Task description: Transcribe the material verbatim in full; the pictures do not belong in the copy.

(Source data)
— start —

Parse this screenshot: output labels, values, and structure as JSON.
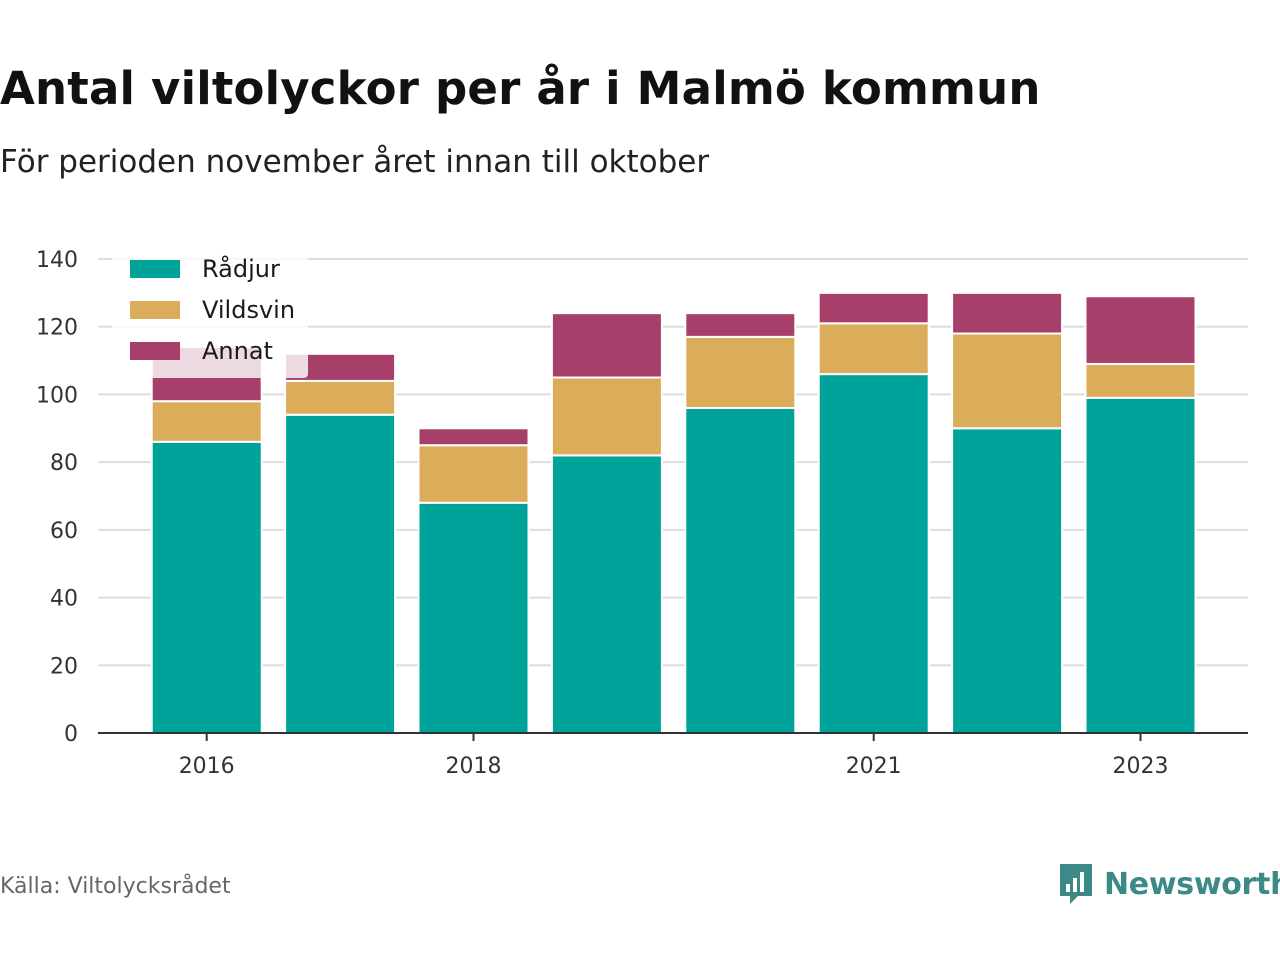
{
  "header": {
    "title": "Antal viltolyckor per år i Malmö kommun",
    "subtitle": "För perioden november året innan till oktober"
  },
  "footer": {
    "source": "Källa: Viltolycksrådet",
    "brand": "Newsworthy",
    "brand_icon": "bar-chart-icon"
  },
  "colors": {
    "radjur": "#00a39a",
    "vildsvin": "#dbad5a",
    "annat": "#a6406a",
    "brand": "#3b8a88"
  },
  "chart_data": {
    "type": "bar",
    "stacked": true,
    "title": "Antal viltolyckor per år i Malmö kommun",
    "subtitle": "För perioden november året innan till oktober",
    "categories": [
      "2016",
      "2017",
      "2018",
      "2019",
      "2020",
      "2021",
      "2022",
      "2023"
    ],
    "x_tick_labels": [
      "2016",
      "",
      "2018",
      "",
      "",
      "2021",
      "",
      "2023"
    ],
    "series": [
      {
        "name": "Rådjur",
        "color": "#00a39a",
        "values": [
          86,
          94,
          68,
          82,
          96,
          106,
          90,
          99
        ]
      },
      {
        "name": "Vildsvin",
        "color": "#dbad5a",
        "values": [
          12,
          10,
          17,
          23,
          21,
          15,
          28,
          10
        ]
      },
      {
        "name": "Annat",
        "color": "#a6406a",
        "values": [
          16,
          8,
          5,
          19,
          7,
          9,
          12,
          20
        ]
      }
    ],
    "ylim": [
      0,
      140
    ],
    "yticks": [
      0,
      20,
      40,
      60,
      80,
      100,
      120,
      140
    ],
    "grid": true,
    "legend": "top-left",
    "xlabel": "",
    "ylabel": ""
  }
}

— end —

Response for this exercise:
Parse this screenshot: output labels, values, and structure as JSON.
{
  "header": {
    "title": "Antal viltolyckor per år i Malmö kommun",
    "subtitle": "För perioden november året innan till oktober"
  },
  "footer": {
    "source": "Källa: Viltolycksrådet",
    "brand": "Newsworthy",
    "brand_icon": "bar-chart-icon"
  },
  "colors": {
    "radjur": "#00a39a",
    "vildsvin": "#dbad5a",
    "annat": "#a6406a",
    "brand": "#3b8a88"
  },
  "chart_data": {
    "type": "bar",
    "stacked": true,
    "title": "Antal viltolyckor per år i Malmö kommun",
    "subtitle": "För perioden november året innan till oktober",
    "categories": [
      "2016",
      "2017",
      "2018",
      "2019",
      "2020",
      "2021",
      "2022",
      "2023"
    ],
    "x_tick_labels": [
      "2016",
      "",
      "2018",
      "",
      "",
      "2021",
      "",
      "2023"
    ],
    "series": [
      {
        "name": "Rådjur",
        "color": "#00a39a",
        "values": [
          86,
          94,
          68,
          82,
          96,
          106,
          90,
          99
        ]
      },
      {
        "name": "Vildsvin",
        "color": "#dbad5a",
        "values": [
          12,
          10,
          17,
          23,
          21,
          15,
          28,
          10
        ]
      },
      {
        "name": "Annat",
        "color": "#a6406a",
        "values": [
          16,
          8,
          5,
          19,
          7,
          9,
          12,
          20
        ]
      }
    ],
    "ylim": [
      0,
      140
    ],
    "yticks": [
      0,
      20,
      40,
      60,
      80,
      100,
      120,
      140
    ],
    "grid": true,
    "legend": "top-left",
    "xlabel": "",
    "ylabel": ""
  }
}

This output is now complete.